[Collected data entries]
+++++

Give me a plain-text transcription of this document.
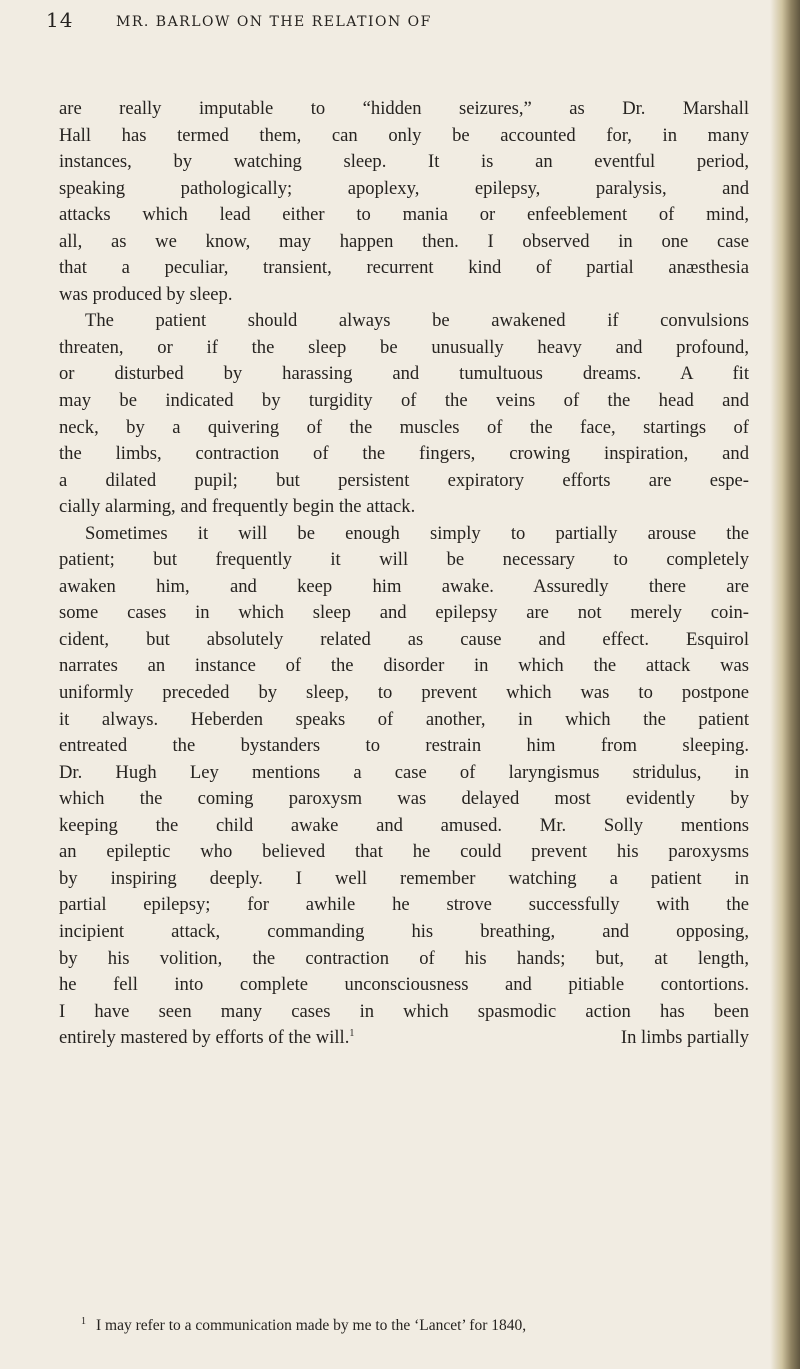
14	MR. BARLOW ON THE RELATION OF
are really imputable to “hidden seizures,” as Dr. Marshall
Hall has termed them, can only be accounted for, in many
instances, by watching sleep. It is an eventful period,
speaking pathologically; apoplexy, epilepsy, paralysis, and
attacks which lead either to mania or enfeeblement of mind,
all, as we know, may happen then. I observed in one case
that a peculiar, transient, recurrent kind of partial anæsthesia
was produced by sleep.
The patient should always be awakened if convulsions
threaten, or if the sleep be unusually heavy and profound,
or disturbed by harassing and tumultuous dreams. A fit
may be indicated by turgidity of the veins of the head and
neck, by a quivering of the muscles of the face, startings of
the limbs, contraction of the fingers, crowing inspiration, and
a dilated pupil; but persistent expiratory efforts are espe-
cially alarming, and frequently begin the attack.
Sometimes it will be enough simply to partially arouse the
patient; but frequently it will be necessary to completely
awaken him, and keep him awake. Assuredly there are
some cases in which sleep and epilepsy are not merely coin-
cident, but absolutely related as cause and effect. Esquirol
narrates an instance of the disorder in which the attack was
uniformly preceded by sleep, to prevent which was to postpone
it always. Heberden speaks of another, in which the patient
entreated the bystanders to restrain him from sleeping.
Dr. Hugh Ley mentions a case of laryngismus stridulus, in
which the coming paroxysm was delayed most evidently by
keeping the child awake and amused. Mr. Solly mentions
an epileptic who believed that he could prevent his paroxysms
by inspiring deeply. I well remember watching a patient in
partial epilepsy; for awhile he strove successfully with the
incipient attack, commanding his breathing, and opposing,
by his volition, the contraction of his hands; but, at length,
he fell into complete unconsciousness and pitiable contortions.
I have seen many cases in which spasmodic action has been
entirely mastered by efforts of the will.$^1$	In limbs partially
$^1$ I may refer to a communication made by me to the ‘Lancet’ for 1840,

+++++

*Aim of the task*
Copy out every line from the material above in which the word "that" appears.

*Right answer*
that a peculiar, transient, recurrent kind of partial anæsthesia
an epileptic who believed that he could prevent his paroxysms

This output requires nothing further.